▶ _EXERCISE INSTRUCTIONS_: The listing beneath should be written out in full, exactly as shown.

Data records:
══════════

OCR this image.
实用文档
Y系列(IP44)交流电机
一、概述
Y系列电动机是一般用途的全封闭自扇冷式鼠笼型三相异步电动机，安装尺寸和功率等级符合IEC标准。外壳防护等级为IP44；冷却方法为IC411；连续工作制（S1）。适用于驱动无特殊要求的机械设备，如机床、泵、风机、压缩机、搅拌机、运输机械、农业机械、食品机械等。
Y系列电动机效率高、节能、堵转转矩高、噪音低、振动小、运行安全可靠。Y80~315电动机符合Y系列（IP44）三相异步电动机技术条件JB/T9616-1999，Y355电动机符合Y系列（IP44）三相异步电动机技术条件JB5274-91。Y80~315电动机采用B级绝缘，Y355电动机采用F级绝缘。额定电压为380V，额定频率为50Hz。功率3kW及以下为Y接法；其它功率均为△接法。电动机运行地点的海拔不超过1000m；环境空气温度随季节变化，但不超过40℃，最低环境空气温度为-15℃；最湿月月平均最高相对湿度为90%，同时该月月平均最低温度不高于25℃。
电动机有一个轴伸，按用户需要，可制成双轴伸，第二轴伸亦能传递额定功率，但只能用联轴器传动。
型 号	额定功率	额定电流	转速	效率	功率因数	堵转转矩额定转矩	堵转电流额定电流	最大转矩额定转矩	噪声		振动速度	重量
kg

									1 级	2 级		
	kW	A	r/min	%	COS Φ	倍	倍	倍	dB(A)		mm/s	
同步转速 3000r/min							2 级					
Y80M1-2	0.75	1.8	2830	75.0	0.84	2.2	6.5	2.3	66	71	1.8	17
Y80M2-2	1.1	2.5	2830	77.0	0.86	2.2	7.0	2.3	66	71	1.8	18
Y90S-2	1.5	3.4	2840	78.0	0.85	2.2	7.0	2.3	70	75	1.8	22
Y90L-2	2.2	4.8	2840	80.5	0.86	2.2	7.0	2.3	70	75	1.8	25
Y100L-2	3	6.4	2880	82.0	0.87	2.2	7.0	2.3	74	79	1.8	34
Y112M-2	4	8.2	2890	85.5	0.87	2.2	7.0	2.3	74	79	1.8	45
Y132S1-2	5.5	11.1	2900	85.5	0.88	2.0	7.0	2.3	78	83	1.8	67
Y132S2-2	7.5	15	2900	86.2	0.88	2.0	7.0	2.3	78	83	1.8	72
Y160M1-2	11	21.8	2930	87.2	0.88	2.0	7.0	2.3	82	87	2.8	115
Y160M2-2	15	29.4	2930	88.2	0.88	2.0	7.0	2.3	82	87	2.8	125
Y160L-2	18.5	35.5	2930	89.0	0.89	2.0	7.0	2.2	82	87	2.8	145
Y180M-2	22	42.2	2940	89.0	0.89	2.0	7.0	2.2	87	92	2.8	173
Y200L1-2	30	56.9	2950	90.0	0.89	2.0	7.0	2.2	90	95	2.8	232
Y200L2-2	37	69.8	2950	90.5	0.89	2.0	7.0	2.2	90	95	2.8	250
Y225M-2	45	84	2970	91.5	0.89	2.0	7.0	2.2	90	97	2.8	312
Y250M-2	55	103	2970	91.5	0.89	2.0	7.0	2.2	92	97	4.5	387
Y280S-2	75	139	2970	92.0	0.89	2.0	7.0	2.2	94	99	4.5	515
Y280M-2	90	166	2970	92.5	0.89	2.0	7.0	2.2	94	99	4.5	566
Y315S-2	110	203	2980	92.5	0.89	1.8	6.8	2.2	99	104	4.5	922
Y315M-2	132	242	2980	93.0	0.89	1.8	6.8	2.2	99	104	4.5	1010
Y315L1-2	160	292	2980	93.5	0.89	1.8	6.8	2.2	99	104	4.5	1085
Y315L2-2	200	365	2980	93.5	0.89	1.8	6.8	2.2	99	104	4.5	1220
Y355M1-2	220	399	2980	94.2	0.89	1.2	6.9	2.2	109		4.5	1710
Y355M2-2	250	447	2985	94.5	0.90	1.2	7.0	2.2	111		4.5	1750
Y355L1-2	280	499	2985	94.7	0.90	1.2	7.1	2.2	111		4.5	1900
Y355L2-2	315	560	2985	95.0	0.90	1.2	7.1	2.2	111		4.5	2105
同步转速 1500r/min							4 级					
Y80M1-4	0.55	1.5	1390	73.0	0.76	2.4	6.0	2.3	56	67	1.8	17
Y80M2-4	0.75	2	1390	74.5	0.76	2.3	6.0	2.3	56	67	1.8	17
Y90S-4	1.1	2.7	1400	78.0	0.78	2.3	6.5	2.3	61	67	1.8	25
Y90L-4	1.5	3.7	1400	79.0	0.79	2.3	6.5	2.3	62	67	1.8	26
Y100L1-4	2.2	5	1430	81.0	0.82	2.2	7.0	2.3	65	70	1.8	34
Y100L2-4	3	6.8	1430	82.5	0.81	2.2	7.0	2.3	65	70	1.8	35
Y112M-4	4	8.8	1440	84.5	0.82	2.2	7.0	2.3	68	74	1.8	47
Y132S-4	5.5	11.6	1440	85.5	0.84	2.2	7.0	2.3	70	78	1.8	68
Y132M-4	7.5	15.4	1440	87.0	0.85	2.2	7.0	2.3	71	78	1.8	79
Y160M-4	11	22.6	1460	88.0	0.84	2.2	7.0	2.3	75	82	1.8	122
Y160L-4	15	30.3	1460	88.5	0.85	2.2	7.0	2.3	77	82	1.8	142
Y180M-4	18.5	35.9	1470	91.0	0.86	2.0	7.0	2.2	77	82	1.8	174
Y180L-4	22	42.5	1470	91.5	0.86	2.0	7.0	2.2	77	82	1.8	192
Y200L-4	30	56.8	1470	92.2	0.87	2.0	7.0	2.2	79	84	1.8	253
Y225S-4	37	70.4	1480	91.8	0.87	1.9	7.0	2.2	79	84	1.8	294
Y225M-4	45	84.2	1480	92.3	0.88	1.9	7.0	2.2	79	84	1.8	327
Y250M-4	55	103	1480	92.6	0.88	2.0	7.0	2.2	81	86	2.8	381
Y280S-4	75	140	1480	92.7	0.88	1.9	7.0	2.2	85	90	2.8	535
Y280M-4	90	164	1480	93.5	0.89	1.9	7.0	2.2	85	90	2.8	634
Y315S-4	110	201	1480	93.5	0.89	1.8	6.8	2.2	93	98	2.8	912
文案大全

══════════

▶ _FULL OUTPUT_:
OCR this image.
实用文档
Y系列(IP44)交流电机
一、概述
Y系列电动机是一般用途的全封闭自扇冷式鼠笼型三相异步电动机，安装尺寸和功率等级符合IEC标准。外壳防护等级为IP44；冷却方法为IC411；连续工作制（S1）。适用于驱动无特殊要求的机械设备，如机床、泵、风机、压缩机、搅拌机、运输机械、农业机械、食品机械等。
Y系列电动机效率高、节能、堵转转矩高、噪音低、振动小、运行安全可靠。Y80~315电动机符合Y系列（IP44）三相异步电动机技术条件JB/T9616-1999，Y355电动机符合Y系列（IP44）三相异步电动机技术条件JB5274-91。Y80~315电动机采用B级绝缘，Y355电动机采用F级绝缘。额定电压为380V，额定频率为50Hz。功率3kW及以下为Y接法；其它功率均为△接法。电动机运行地点的海拔不超过1000m；环境空气温度随季节变化，但不超过40℃，最低环境空气温度为-15℃；最湿月月平均最高相对湿度为90%，同时该月月平均最低温度不高于25℃。
电动机有一个轴伸，按用户需要，可制成双轴伸，第二轴伸亦能传递额定功率，但只能用联轴器传动。
型 号	额定功率	额定电流	转速	效率	功率因数	堵转转矩额定转矩	堵转电流额定电流	最大转矩额定转矩	噪声		振动速度	重量
kg

									1 级	2 级		
	kW	A	r/min	%	COS Φ	倍	倍	倍	dB(A)		mm/s	
同步转速 3000r/min							2 级					
Y80M1-2	0.75	1.8	2830	75.0	0.84	2.2	6.5	2.3	66	71	1.8	17
Y80M2-2	1.1	2.5	2830	77.0	0.86	2.2	7.0	2.3	66	71	1.8	18
Y90S-2	1.5	3.4	2840	78.0	0.85	2.2	7.0	2.3	70	75	1.8	22
Y90L-2	2.2	4.8	2840	80.5	0.86	2.2	7.0	2.3	70	75	1.8	25
Y100L-2	3	6.4	2880	82.0	0.87	2.2	7.0	2.3	74	79	1.8	34
Y112M-2	4	8.2	2890	85.5	0.87	2.2	7.0	2.3	74	79	1.8	45
Y132S1-2	5.5	11.1	2900	85.5	0.88	2.0	7.0	2.3	78	83	1.8	67
Y132S2-2	7.5	15	2900	86.2	0.88	2.0	7.0	2.3	78	83	1.8	72
Y160M1-2	11	21.8	2930	87.2	0.88	2.0	7.0	2.3	82	87	2.8	115
Y160M2-2	15	29.4	2930	88.2	0.88	2.0	7.0	2.3	82	87	2.8	125
Y160L-2	18.5	35.5	2930	89.0	0.89	2.0	7.0	2.2	82	87	2.8	145
Y180M-2	22	42.2	2940	89.0	0.89	2.0	7.0	2.2	87	92	2.8	173
Y200L1-2	30	56.9	2950	90.0	0.89	2.0	7.0	2.2	90	95	2.8	232
Y200L2-2	37	69.8	2950	90.5	0.89	2.0	7.0	2.2	90	95	2.8	250
Y225M-2	45	84	2970	91.5	0.89	2.0	7.0	2.2	90	97	2.8	312
Y250M-2	55	103	2970	91.5	0.89	2.0	7.0	2.2	92	97	4.5	387
Y280S-2	75	139	2970	92.0	0.89	2.0	7.0	2.2	94	99	4.5	515
Y280M-2	90	166	2970	92.5	0.89	2.0	7.0	2.2	94	99	4.5	566
Y315S-2	110	203	2980	92.5	0.89	1.8	6.8	2.2	99	104	4.5	922
Y315M-2	132	242	2980	93.0	0.89	1.8	6.8	2.2	99	104	4.5	1010
Y315L1-2	160	292	2980	93.5	0.89	1.8	6.8	2.2	99	104	4.5	1085
Y315L2-2	200	365	2980	93.5	0.89	1.8	6.8	2.2	99	104	4.5	1220
Y355M1-2	220	399	2980	94.2	0.89	1.2	6.9	2.2	109		4.5	1710
Y355M2-2	250	447	2985	94.5	0.90	1.2	7.0	2.2	111		4.5	1750
Y355L1-2	280	499	2985	94.7	0.90	1.2	7.1	2.2	111		4.5	1900
Y355L2-2	315	560	2985	95.0	0.90	1.2	7.1	2.2	111		4.5	2105
同步转速 1500r/min							4 级					
Y80M1-4	0.55	1.5	1390	73.0	0.76	2.4	6.0	2.3	56	67	1.8	17
Y80M2-4	0.75	2	1390	74.5	0.76	2.3	6.0	2.3	56	67	1.8	17
Y90S-4	1.1	2.7	1400	78.0	0.78	2.3	6.5	2.3	61	67	1.8	25
Y90L-4	1.5	3.7	1400	79.0	0.79	2.3	6.5	2.3	62	67	1.8	26
Y100L1-4	2.2	5	1430	81.0	0.82	2.2	7.0	2.3	65	70	1.8	34
Y100L2-4	3	6.8	1430	82.5	0.81	2.2	7.0	2.3	65	70	1.8	35
Y112M-4	4	8.8	1440	84.5	0.82	2.2	7.0	2.3	68	74	1.8	47
Y132S-4	5.5	11.6	1440	85.5	0.84	2.2	7.0	2.3	70	78	1.8	68
Y132M-4	7.5	15.4	1440	87.0	0.85	2.2	7.0	2.3	71	78	1.8	79
Y160M-4	11	22.6	1460	88.0	0.84	2.2	7.0	2.3	75	82	1.8	122
Y160L-4	15	30.3	1460	88.5	0.85	2.2	7.0	2.3	77	82	1.8	142
Y180M-4	18.5	35.9	1470	91.0	0.86	2.0	7.0	2.2	77	82	1.8	174
Y180L-4	22	42.5	1470	91.5	0.86	2.0	7.0	2.2	77	82	1.8	192
Y200L-4	30	56.8	1470	92.2	0.87	2.0	7.0	2.2	79	84	1.8	253
Y225S-4	37	70.4	1480	91.8	0.87	1.9	7.0	2.2	79	84	1.8	294
Y225M-4	45	84.2	1480	92.3	0.88	1.9	7.0	2.2	79	84	1.8	327
Y250M-4	55	103	1480	92.6	0.88	2.0	7.0	2.2	81	86	2.8	381
Y280S-4	75	140	1480	92.7	0.88	1.9	7.0	2.2	85	90	2.8	535
Y280M-4	90	164	1480	93.5	0.89	1.9	7.0	2.2	85	90	2.8	634
Y315S-4	110	201	1480	93.5	0.89	1.8	6.8	2.2	93	98	2.8	912
文案大全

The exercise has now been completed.